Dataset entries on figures
◆ ◆ ◆ ◆ ◆ ◆ ◆

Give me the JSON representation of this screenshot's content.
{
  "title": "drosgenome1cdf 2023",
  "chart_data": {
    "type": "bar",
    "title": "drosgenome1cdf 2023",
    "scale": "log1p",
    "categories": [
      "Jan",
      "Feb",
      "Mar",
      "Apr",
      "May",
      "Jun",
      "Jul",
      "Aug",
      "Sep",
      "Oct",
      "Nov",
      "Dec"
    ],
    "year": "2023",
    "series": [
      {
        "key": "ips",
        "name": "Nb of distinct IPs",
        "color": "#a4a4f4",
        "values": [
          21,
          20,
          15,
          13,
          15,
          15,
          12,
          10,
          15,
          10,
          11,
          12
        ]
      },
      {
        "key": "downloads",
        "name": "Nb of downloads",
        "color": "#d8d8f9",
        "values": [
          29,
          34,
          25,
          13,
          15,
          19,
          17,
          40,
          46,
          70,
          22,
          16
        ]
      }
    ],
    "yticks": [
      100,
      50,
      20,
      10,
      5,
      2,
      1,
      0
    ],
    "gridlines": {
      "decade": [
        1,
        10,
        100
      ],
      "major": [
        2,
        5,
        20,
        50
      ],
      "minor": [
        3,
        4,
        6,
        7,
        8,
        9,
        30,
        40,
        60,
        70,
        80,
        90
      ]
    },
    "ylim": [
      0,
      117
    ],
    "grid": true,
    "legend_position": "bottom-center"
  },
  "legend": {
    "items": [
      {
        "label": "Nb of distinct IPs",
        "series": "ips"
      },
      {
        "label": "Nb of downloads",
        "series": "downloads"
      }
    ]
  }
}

◆ ◆ ◆ ◆ ◆ ◆ ◆

What you are asked to do – Copy all the entries exactly.

Solution for this task –
Give me the JSON representation of this screenshot's content.
{
  "title": "drosgenome1cdf 2023",
  "chart_data": {
    "type": "bar",
    "title": "drosgenome1cdf 2023",
    "scale": "log1p",
    "categories": [
      "Jan",
      "Feb",
      "Mar",
      "Apr",
      "May",
      "Jun",
      "Jul",
      "Aug",
      "Sep",
      "Oct",
      "Nov",
      "Dec"
    ],
    "year": "2023",
    "series": [
      {
        "key": "ips",
        "name": "Nb of distinct IPs",
        "color": "#a4a4f4",
        "values": [
          21,
          20,
          15,
          13,
          15,
          15,
          12,
          10,
          15,
          10,
          11,
          12
        ]
      },
      {
        "key": "downloads",
        "name": "Nb of downloads",
        "color": "#d8d8f9",
        "values": [
          29,
          34,
          25,
          13,
          15,
          19,
          17,
          40,
          46,
          70,
          22,
          16
        ]
      }
    ],
    "yticks": [
      100,
      50,
      20,
      10,
      5,
      2,
      1,
      0
    ],
    "gridlines": {
      "decade": [
        1,
        10,
        100
      ],
      "major": [
        2,
        5,
        20,
        50
      ],
      "minor": [
        3,
        4,
        6,
        7,
        8,
        9,
        30,
        40,
        60,
        70,
        80,
        90
      ]
    },
    "ylim": [
      0,
      117
    ],
    "grid": true,
    "legend_position": "bottom-center"
  },
  "legend": {
    "items": [
      {
        "label": "Nb of distinct IPs",
        "series": "ips"
      },
      {
        "label": "Nb of downloads",
        "series": "downloads"
      }
    ]
  }
}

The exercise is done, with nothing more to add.